[Rows from a dataset]
--- START ---
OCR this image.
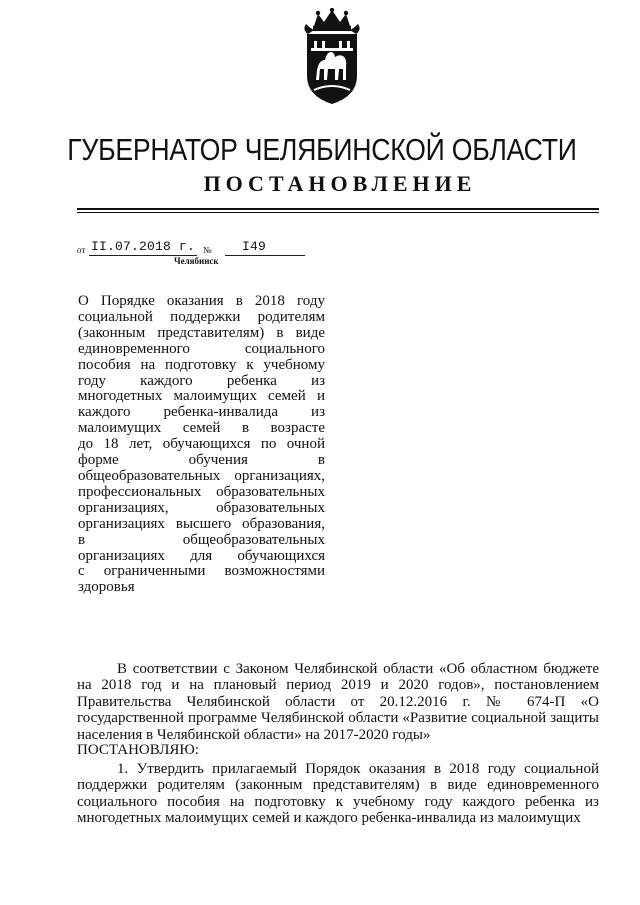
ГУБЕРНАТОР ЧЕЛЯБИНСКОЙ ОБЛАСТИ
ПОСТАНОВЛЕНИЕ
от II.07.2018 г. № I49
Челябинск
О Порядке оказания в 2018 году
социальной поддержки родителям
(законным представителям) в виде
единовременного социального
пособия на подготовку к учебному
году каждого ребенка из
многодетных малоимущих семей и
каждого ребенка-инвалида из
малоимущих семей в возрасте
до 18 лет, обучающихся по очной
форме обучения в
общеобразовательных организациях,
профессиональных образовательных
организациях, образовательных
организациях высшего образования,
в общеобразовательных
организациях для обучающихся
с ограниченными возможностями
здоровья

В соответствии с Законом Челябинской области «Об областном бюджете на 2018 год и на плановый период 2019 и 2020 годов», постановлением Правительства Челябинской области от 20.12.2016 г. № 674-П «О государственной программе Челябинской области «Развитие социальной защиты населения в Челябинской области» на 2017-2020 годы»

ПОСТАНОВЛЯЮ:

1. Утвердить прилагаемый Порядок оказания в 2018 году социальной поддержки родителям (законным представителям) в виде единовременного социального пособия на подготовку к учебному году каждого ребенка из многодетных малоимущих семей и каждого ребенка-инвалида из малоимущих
--- END ---
JOB:
Count the lines in the entries above that include the string "каждого", then give only that figure.

REPLY:
3